本文 →

──────────────────────────────

ツアーの皆さん、お気楽すぎではないですか?
自分がどの山のどのコースを歩いているのかぐらい知っておかないと、はぐれたときに帰れないでしょうに。
起伏の少ない月山あたりで濃霧にまかれたりしたら位置を見失いますよね。
なんでもかんでもガイドまかせで、何かあったら責めるんでしょうか。
お疲れ様。

投稿: かもめ | 2008.07.15 15:42

<<ツアーの皆さん、お気楽すぎではないですか?
 まあ人によりますね。よく勉強されている方もいますが、やはり多くの方は・・・です。
 もっと主体的に山に登った方が面白いと思うのですが。それをどう促すか、頭痛いです。
 地元の月山朝日ガイド協会では、前夜に登山客の宿で月山のコースの状況から歴史に至るまで細かく事前レクチャーを今年から始めたり、いろいろ取り組んでいます。

<<起伏の少ない月山あたりで濃霧にまかれたりしたら位置を見失いますよね。
 特に山頂付近はだだっ広くて道もいろんな登山口に広がってますしね。今回のお客様でも「登山道しっかりしてるから一人でも来られるわね」という方がいらっしゃいましたけど、油断は禁物な山です。

<<なんでもかんでもガイドまかせで、何かあったら責めるんでしょうか。
 あまり表沙汰になってませんが、「おまかせ登山」で裁判沙汰になっている事例もあります。ふー。

──────────────────────────────

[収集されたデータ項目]
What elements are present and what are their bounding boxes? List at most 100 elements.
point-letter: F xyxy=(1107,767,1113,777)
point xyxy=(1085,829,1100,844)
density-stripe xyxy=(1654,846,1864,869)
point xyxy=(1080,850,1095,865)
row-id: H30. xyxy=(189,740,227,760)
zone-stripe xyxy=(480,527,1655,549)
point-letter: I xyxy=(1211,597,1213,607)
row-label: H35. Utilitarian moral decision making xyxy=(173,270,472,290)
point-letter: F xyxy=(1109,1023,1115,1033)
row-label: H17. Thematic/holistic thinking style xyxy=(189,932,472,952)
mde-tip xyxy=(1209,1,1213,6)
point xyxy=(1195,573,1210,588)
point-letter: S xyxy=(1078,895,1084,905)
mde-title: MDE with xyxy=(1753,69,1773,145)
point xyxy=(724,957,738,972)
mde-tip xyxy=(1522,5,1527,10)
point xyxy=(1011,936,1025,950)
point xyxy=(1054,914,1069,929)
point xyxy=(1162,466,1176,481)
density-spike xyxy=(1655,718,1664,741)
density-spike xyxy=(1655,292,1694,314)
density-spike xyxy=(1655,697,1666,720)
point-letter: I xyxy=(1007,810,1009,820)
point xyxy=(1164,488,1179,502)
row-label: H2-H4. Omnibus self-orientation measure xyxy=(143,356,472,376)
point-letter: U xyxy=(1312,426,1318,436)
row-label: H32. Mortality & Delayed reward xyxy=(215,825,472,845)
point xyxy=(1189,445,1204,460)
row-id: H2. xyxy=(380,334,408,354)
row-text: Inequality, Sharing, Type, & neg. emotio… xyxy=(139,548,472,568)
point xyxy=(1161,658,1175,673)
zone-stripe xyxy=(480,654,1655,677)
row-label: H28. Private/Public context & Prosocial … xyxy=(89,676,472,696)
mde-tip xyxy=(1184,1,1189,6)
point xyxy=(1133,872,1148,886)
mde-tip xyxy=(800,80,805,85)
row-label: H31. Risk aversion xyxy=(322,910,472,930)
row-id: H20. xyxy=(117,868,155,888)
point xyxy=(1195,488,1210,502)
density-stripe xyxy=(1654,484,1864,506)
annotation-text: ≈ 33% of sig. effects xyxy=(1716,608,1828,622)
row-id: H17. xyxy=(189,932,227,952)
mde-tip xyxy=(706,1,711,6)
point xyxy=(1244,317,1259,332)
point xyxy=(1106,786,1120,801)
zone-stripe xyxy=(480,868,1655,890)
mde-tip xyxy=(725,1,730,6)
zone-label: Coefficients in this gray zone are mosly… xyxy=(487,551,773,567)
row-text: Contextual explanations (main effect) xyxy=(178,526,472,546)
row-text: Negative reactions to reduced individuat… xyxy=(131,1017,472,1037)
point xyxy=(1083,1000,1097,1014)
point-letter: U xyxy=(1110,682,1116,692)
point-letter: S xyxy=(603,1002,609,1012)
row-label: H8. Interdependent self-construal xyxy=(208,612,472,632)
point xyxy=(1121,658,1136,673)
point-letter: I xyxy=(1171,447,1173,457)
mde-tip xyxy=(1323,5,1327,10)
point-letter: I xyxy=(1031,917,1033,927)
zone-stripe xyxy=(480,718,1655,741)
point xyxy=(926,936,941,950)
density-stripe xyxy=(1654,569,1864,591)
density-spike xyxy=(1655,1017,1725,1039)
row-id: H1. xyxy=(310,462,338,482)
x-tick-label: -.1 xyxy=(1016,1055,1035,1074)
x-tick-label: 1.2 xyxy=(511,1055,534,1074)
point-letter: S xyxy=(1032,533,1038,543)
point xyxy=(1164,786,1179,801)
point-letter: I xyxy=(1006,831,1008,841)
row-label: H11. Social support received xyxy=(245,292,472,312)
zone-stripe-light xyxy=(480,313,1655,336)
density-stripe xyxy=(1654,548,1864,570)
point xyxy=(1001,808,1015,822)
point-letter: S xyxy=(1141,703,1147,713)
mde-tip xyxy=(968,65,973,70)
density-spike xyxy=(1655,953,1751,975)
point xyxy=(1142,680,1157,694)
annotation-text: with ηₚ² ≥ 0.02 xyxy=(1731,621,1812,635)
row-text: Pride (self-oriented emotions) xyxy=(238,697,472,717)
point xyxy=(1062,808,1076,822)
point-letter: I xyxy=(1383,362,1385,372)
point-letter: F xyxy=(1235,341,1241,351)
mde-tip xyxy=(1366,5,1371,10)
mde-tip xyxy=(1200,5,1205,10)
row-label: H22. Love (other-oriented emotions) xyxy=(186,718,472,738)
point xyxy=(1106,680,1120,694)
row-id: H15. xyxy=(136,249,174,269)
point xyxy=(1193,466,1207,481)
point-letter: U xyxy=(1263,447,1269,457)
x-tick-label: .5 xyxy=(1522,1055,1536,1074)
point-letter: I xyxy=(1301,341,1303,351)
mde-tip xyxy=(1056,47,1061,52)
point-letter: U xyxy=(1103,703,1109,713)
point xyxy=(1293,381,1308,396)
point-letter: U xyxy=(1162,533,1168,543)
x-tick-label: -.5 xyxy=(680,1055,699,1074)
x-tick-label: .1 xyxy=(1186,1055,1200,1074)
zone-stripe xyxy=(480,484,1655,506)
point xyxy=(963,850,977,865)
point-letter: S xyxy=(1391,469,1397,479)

──────────────────────────────

作業内容 →
(1) 本文のうち、「投稿: かもめ | 2008.07.15」から始まり「たけど、油断は禁物な山です。」に至るまでの部分を、一字一句違えずに書き写してください。
(2) 本文で「特に山頂付近は」で始まる段落を、主な事実を残して、より短く書き直してください。

作業への回答 →
(1)
投稿: かもめ | 2008.07.15 15:42

<<ツアーの皆さん、お気楽すぎではないですか?
 まあ人によりますね。よく勉強されている方もいますが、やはり多くの方は・・・です。
 もっと主体的に山に登った方が面白いと思うのですが。それをどう促すか、頭痛いです。
 地元の月山朝日ガイド協会では、前夜に登山客の宿で月山のコースの状況から歴史に至るまで細かく事前レクチャーを今年から始めたり、いろいろ取り組んでいます。

<<起伏の少ない月山あたりで濃霧にまかれたりしたら位置を見失いますよね。
 特に山頂付近はだだっ広くて道もいろんな登山口に広がってますしね。今回のお客様でも「登山道しっかりしてるから一人でも来られるわね」という方がいらっしゃいましたけど、油断は禁物な山です。

(2) 山頂付近は広く、道がさまざまな登山口へ分かれています。今回のお客様にも「登山道がしっかりしているので一人でも来られる」と言う方がいましたが、油断は禁物な山です。